Task goal
Reproduce each of the following records verbatim, line for line.

Data in this exercise
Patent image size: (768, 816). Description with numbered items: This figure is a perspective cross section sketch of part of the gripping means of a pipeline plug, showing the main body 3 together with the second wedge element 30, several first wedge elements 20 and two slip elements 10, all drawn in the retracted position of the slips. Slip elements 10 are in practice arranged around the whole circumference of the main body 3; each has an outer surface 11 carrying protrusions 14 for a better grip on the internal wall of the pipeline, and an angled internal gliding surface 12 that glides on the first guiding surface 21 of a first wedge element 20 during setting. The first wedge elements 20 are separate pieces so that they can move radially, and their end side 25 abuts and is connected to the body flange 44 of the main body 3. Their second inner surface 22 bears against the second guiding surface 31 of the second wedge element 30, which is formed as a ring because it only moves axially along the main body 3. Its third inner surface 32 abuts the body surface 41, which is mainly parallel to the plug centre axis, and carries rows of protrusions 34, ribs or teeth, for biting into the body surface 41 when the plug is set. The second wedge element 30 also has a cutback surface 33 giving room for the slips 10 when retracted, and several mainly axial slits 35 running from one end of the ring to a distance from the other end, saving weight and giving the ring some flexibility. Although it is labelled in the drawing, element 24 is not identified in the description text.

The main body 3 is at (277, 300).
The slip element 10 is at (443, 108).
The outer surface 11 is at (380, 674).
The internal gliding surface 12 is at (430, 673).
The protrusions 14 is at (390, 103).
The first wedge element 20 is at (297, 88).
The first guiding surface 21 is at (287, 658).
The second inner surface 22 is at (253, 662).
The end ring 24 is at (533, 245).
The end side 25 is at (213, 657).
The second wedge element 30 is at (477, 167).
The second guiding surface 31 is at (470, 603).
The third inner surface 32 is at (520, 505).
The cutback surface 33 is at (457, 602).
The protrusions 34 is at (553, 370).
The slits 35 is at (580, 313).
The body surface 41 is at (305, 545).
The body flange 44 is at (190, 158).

Answer to this task
Patent image size: (768, 816). Description with numbered items: This figure is a perspective cross section sketch of part of the gripping means of a pipeline plug, showing the main body 3 together with the second wedge element 30, several first wedge elements 20 and two slip elements 10, all drawn in the retracted position of the slips. Slip elements 10 are in practice arranged around the whole circumference of the main body 3; each has an outer surface 11 carrying protrusions 14 for a better grip on the internal wall of the pipeline, and an angled internal gliding surface 12 that glides on the first guiding surface 21 of a first wedge element 20 during setting. The first wedge elements 20 are separate pieces so that they can move radially, and their end side 25 abuts and is connected to the body flange 44 of the main body 3. Their second inner surface 22 bears against the second guiding surface 31 of the second wedge element 30, which is formed as a ring because it only moves axially along the main body 3. Its third inner surface 32 abuts the body surface 41, which is mainly parallel to the plug centre axis, and carries rows of protrusions 34, ribs or teeth, for biting into the body surface 41 when the plug is set. The second wedge element 30 also has a cutback surface 33 giving room for the slips 10 when retracted, and several mainly axial slits 35 running from one end of the ring to a distance from the other end, saving weight and giving the ring some flexibility. Although it is labelled in the drawing, element 24 is not identified in the description text.

The main body 3 is at (277, 300).
The slip element 10 is at (443, 108).
The outer surface 11 is at (380, 674).
The internal gliding surface 12 is at (430, 673).
The protrusions 14 is at (390, 103).
The first wedge element 20 is at (297, 88).
The first guiding surface 21 is at (287, 658).
The second inner surface 22 is at (253, 662).
The end ring 24 is at (533, 245).
The end side 25 is at (213, 657).
The second wedge element 30 is at (477, 167).
The second guiding surface 31 is at (470, 603).
The third inner surface 32 is at (520, 505).
The cutback surface 33 is at (457, 602).
The protrusions 34 is at (553, 370).
The slits 35 is at (580, 313).
The body surface 41 is at (305, 545).
The body flange 44 is at (190, 158).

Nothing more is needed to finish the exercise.